* Work to do
Show every line of the records below that contains the word "Limits".

Material for this exercise start

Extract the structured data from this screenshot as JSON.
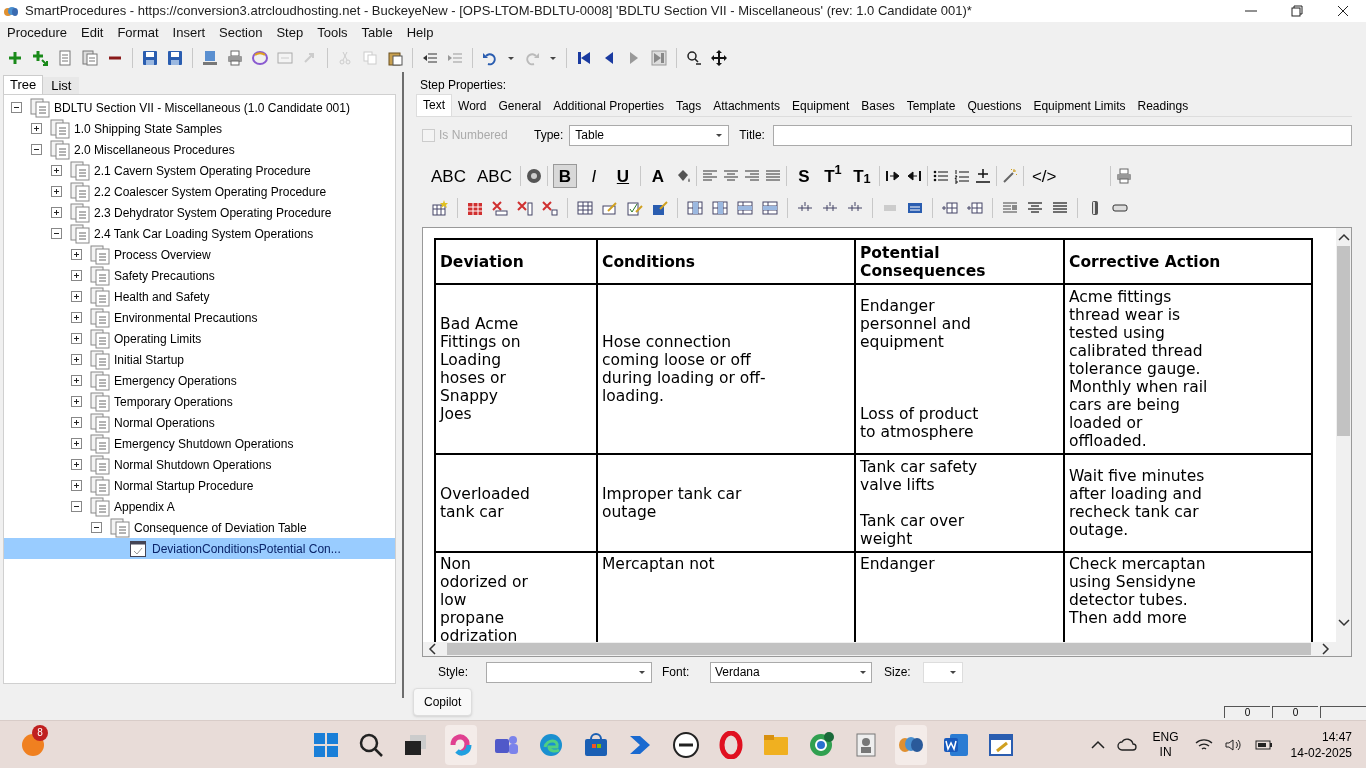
{
  "window": {
    "title": "SmartProcedures - https://conversion3.atrcloudhosting.net - BuckeyeNew - [OPS-LTOM-BDLTU-0008] 'BDLTU Section VII - Miscellaneous' (rev: 1.0 Candidate 001)*"
  },
  "menu": [
    "Procedure",
    "Edit",
    "Format",
    "Insert",
    "Section",
    "Step",
    "Tools",
    "Table",
    "Help"
  ],
  "left_tabs": [
    {
      "label": "Tree",
      "selected": true
    },
    {
      "label": "List",
      "selected": false
    }
  ],
  "tree": [
    {
      "label": "BDLTU Section VII - Miscellaneous (1.0 Candidate 001)",
      "kind": "section",
      "expanded": true,
      "selected": false,
      "children": [
        {
          "label": "1.0 Shipping State Samples",
          "kind": "section",
          "expanded": false,
          "selected": false
        },
        {
          "label": "2.0 Miscellaneous Procedures",
          "kind": "section",
          "expanded": true,
          "selected": false,
          "children": [
            {
              "label": "2.1 Cavern System Operating Procedure",
              "kind": "section",
              "expanded": false,
              "selected": false
            },
            {
              "label": "2.2 Coalescer System Operating Procedure",
              "kind": "section",
              "expanded": false,
              "selected": false
            },
            {
              "label": "2.3 Dehydrator System Operating Procedure",
              "kind": "section",
              "expanded": false,
              "selected": false
            },
            {
              "label": "2.4 Tank Car Loading System Operations",
              "kind": "section",
              "expanded": true,
              "selected": false,
              "children": [
                {
                  "label": "Process Overview",
                  "kind": "section",
                  "expanded": false,
                  "selected": false
                },
                {
                  "label": "Safety Precautions",
                  "kind": "section",
                  "expanded": false,
                  "selected": false
                },
                {
                  "label": "Health and Safety",
                  "kind": "section",
                  "expanded": false,
                  "selected": false
                },
                {
                  "label": "Environmental Precautions",
                  "kind": "section",
                  "expanded": false,
                  "selected": false
                },
                {
                  "label": "Operating Limits",
                  "kind": "section",
                  "expanded": false,
                  "selected": false
                },
                {
                  "label": "Initial Startup",
                  "kind": "section",
                  "expanded": false,
                  "selected": false
                },
                {
                  "label": "Emergency Operations",
                  "kind": "section",
                  "expanded": false,
                  "selected": false
                },
                {
                  "label": "Temporary Operations",
                  "kind": "section",
                  "expanded": false,
                  "selected": false
                },
                {
                  "label": "Normal Operations",
                  "kind": "section",
                  "expanded": false,
                  "selected": false
                },
                {
                  "label": "Emergency Shutdown Operations",
                  "kind": "section",
                  "expanded": false,
                  "selected": false
                },
                {
                  "label": "Normal Shutdown Operations",
                  "kind": "section",
                  "expanded": false,
                  "selected": false
                },
                {
                  "label": "Normal Startup Procedure",
                  "kind": "section",
                  "expanded": false,
                  "selected": false
                },
                {
                  "label": "Appendix A",
                  "kind": "section",
                  "expanded": true,
                  "selected": false,
                  "children": [
                    {
                      "label": "Consequence of Deviation Table",
                      "kind": "section",
                      "expanded": true,
                      "selected": false,
                      "children": [
                        {
                          "label": "DeviationConditionsPotential Con...",
                          "kind": "table",
                          "selected": true
                        }
                      ]
                    }
                  ]
                }
              ]
            }
          ]
        }
      ]
    }
  ],
  "step_properties": {
    "label": "Step Properties:",
    "tabs": [
      {
        "label": "Text",
        "selected": true
      },
      {
        "label": "Word",
        "selected": false
      },
      {
        "label": "General",
        "selected": false
      },
      {
        "label": "Additional Properties",
        "selected": false
      },
      {
        "label": "Tags",
        "selected": false
      },
      {
        "label": "Attachments",
        "selected": false
      },
      {
        "label": "Equipment",
        "selected": false
      },
      {
        "label": "Bases",
        "selected": false
      },
      {
        "label": "Template",
        "selected": false
      },
      {
        "label": "Questions",
        "selected": false
      },
      {
        "label": "Equipment Limits",
        "selected": false
      },
      {
        "label": "Readings",
        "selected": false
      }
    ],
    "is_numbered": {
      "label": "Is Numbered",
      "checked": false,
      "disabled": true
    },
    "type": {
      "label": "Type:",
      "value": "Table"
    },
    "title": {
      "label": "Title:"
    },
    "format_toolbar": [
      {
        "text": "ABC",
        "selected": false
      },
      {
        "text": "ABC",
        "selected": false
      },
      {
        "text": "B",
        "selected": true
      },
      {
        "text": "I",
        "selected": false
      },
      {
        "text": "U",
        "selected": false
      },
      {
        "text": "A",
        "selected": false
      },
      {
        "text": "S",
        "selected": false
      },
      {
        "text": "T$^{1}$",
        "selected": false
      },
      {
        "text": "T$_{1}$",
        "selected": false
      },
      {
        "text": "</>",
        "selected": false
      }
    ],
    "table": {
      "columns": [
        "Deviation",
        "Conditions",
        "Potential Consequences",
        "Corrective Action"
      ],
      "rows": [
        {
          "cells": [
            "Bad Acme Fittings on Loading hoses or Snappy Joes",
            "Hose connection coming loose or off during loading or off-loading.",
            "Endanger personnel and equipment\n\n\n\nLoss of product to atmosphere",
            "Acme fittings thread wear is tested using calibrated thread tolerance gauge. Monthly when rail cars are being loaded or offloaded."
          ]
        },
        {
          "cells": [
            "Overloaded tank car",
            "Improper tank car outage",
            "Tank car safety valve lifts\n\nTank car over weight",
            "Wait five minutes after loading and recheck tank car outage."
          ]
        },
        {
          "cells": [
            "Non odorized or low propane odrization",
            "Mercaptan not",
            "Endanger",
            "Check mercaptan using Sensidyne detector tubes. Then add more"
          ]
        }
      ]
    },
    "style": {
      "label": "Style:"
    },
    "font": {
      "label": "Font:",
      "value": "Verdana"
    },
    "size": {
      "label": "Size:"
    }
  },
  "tooltip": "Copilot",
  "status_bar": [
    "0",
    "0"
  ],
  "taskbar": {
    "notification_badge": "8",
    "language": "ENG",
    "region": "IN",
    "time": "14:47",
    "date": "14-02-2025"
  }
}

Material for this exercise end

* Output for this task
                  "label": "Operating Limits",
        "label": "Equipment Limits",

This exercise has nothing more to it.